Look through the records below and collect all lines that hold the string "name".

* start *

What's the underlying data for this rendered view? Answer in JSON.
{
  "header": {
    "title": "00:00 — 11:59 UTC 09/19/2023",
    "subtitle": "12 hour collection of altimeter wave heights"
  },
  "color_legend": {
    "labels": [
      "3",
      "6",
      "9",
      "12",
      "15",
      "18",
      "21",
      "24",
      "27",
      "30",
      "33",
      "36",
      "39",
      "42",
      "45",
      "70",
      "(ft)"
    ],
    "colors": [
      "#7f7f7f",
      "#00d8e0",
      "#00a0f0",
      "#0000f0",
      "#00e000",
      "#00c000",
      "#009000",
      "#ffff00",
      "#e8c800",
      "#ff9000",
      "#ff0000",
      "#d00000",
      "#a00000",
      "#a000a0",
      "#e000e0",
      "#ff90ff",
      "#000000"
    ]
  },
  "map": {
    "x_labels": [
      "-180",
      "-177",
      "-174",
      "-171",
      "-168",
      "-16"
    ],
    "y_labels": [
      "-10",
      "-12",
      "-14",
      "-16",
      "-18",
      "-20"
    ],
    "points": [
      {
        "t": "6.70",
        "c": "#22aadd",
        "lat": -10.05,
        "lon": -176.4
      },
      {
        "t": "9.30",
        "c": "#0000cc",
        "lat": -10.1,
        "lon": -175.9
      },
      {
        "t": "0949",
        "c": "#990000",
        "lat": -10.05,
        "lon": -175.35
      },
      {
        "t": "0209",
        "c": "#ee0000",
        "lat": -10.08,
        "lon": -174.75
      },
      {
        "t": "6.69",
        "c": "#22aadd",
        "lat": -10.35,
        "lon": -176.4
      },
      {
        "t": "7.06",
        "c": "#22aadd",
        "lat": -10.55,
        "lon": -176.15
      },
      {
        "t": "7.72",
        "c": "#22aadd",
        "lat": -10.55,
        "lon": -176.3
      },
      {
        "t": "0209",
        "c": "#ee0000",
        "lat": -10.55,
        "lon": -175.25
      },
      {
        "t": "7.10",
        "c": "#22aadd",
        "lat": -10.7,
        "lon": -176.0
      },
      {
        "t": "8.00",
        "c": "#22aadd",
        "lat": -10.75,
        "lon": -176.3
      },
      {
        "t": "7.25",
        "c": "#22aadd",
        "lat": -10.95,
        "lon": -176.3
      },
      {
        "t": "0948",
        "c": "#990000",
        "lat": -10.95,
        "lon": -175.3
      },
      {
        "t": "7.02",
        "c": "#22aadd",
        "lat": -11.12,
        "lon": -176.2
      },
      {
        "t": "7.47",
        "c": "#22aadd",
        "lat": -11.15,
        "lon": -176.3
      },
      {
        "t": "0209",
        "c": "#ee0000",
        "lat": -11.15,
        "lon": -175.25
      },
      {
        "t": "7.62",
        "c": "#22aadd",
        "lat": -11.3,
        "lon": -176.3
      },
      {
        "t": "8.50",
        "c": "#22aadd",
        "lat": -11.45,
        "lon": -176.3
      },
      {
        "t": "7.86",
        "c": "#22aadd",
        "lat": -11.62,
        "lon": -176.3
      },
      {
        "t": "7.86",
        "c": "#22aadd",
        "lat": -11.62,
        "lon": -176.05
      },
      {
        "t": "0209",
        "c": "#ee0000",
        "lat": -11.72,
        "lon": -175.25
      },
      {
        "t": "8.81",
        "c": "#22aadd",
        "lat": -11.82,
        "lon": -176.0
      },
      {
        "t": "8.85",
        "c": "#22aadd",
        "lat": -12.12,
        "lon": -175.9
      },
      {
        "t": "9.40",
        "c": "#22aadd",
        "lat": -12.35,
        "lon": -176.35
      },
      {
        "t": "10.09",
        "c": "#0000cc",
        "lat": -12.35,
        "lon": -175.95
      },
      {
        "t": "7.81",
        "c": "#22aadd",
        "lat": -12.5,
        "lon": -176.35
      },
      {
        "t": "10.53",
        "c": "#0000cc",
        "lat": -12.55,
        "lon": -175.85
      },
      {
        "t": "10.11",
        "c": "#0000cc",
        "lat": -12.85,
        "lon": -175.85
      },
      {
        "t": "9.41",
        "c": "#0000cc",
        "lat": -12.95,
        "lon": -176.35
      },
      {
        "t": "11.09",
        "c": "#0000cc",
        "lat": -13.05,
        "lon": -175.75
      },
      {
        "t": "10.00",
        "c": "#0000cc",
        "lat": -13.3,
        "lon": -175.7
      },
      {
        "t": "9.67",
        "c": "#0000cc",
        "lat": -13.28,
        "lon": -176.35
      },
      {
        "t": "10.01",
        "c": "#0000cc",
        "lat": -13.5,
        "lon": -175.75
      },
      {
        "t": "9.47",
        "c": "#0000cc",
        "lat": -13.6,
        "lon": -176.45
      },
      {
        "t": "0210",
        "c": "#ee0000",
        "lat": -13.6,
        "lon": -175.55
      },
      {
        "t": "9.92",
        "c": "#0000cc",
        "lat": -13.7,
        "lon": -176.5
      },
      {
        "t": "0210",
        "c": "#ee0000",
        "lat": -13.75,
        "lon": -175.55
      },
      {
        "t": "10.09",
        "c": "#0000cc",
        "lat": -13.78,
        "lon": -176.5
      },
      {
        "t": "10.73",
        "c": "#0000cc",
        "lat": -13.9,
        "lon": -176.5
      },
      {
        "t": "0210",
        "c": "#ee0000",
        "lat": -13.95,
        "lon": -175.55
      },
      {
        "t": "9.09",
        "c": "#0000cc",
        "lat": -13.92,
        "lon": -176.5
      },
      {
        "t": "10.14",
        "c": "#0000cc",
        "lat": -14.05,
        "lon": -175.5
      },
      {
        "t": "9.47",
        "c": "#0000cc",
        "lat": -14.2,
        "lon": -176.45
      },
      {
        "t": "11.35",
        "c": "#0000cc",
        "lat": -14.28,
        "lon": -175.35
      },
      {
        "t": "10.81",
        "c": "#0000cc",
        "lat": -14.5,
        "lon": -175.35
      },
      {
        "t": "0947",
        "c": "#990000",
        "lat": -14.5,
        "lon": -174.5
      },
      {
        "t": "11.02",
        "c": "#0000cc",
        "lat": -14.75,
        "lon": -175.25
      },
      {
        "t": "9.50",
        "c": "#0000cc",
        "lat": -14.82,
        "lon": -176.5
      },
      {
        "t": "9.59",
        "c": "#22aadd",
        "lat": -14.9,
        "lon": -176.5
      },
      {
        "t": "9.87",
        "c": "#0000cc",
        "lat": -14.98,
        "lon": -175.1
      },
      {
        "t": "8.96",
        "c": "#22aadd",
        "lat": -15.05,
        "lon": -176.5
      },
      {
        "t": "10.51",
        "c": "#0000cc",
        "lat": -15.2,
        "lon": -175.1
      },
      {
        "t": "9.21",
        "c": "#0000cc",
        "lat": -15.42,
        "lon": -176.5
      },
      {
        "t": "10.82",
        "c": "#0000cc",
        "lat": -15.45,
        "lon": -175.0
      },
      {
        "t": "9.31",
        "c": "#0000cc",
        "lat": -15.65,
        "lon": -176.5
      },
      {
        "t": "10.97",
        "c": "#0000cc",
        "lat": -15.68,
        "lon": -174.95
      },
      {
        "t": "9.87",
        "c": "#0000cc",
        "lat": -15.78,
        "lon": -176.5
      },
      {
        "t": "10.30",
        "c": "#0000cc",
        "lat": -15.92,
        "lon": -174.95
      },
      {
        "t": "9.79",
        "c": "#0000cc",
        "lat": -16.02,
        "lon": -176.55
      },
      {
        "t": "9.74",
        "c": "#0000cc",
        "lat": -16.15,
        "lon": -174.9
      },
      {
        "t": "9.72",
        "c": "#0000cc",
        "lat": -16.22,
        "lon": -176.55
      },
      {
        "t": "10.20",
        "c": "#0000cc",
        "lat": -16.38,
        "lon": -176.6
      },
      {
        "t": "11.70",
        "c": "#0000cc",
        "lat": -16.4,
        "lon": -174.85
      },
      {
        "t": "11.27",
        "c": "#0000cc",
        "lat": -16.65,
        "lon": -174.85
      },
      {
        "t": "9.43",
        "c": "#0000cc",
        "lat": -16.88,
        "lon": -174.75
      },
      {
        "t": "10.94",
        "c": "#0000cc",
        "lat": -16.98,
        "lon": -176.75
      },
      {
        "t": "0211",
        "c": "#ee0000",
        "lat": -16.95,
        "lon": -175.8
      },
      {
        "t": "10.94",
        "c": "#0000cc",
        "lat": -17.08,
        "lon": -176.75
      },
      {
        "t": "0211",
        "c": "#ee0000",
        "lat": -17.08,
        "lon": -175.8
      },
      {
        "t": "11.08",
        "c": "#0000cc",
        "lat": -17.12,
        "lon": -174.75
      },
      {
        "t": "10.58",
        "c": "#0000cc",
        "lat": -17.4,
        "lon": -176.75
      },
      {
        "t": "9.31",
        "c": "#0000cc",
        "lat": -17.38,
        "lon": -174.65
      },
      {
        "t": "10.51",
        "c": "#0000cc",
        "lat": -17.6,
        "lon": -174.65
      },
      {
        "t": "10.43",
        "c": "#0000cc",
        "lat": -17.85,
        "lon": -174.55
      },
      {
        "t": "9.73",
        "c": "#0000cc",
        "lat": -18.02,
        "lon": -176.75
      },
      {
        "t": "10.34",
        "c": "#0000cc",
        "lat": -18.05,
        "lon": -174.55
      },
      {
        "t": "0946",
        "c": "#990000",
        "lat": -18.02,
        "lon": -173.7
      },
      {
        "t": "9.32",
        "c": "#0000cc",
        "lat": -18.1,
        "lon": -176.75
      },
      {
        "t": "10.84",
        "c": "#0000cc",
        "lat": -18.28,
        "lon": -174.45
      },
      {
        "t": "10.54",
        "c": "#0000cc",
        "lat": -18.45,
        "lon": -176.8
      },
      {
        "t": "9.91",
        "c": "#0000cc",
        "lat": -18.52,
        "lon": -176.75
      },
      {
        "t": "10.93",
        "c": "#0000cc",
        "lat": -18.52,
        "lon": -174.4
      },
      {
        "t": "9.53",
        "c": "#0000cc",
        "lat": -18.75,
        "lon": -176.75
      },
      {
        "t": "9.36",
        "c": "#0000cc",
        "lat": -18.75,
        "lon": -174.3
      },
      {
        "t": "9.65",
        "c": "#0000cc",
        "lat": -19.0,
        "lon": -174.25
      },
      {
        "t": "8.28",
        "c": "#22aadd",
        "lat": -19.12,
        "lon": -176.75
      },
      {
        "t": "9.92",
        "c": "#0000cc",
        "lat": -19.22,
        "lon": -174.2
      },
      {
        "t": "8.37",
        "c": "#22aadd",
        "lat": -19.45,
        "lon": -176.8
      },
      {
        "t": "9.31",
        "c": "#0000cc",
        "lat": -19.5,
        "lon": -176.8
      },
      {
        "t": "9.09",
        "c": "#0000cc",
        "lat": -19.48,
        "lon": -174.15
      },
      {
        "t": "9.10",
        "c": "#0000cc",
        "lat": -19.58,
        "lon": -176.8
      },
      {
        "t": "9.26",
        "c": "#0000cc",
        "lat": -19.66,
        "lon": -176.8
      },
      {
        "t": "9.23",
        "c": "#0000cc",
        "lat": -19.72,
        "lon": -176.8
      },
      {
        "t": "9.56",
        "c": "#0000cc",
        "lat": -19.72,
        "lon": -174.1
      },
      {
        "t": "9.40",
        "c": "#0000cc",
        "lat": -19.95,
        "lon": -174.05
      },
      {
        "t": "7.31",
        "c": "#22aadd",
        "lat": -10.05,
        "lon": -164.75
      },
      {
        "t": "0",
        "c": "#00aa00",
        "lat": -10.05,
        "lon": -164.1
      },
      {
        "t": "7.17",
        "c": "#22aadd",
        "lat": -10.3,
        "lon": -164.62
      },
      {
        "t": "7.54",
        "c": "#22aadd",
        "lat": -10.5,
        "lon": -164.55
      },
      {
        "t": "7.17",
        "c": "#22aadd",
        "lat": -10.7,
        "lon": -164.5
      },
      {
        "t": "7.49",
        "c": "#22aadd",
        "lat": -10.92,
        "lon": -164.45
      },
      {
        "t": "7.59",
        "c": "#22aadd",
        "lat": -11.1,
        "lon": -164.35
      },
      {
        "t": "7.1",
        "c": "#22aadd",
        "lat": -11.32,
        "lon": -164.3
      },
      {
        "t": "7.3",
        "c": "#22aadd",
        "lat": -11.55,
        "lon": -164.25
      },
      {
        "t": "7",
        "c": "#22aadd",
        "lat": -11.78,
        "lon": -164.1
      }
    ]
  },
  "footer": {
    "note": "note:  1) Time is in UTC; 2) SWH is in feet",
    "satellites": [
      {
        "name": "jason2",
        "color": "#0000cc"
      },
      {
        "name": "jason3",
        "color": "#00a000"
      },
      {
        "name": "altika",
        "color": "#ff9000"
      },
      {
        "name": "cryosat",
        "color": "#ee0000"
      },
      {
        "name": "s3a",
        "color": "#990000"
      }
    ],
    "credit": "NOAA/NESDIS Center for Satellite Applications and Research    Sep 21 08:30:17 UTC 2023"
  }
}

* end *

→ **RESPONSE BELOW**
        "name": "jason2",
        "name": "jason3",
        "name": "altika",
        "name": "cryosat",
        "name": "s3a",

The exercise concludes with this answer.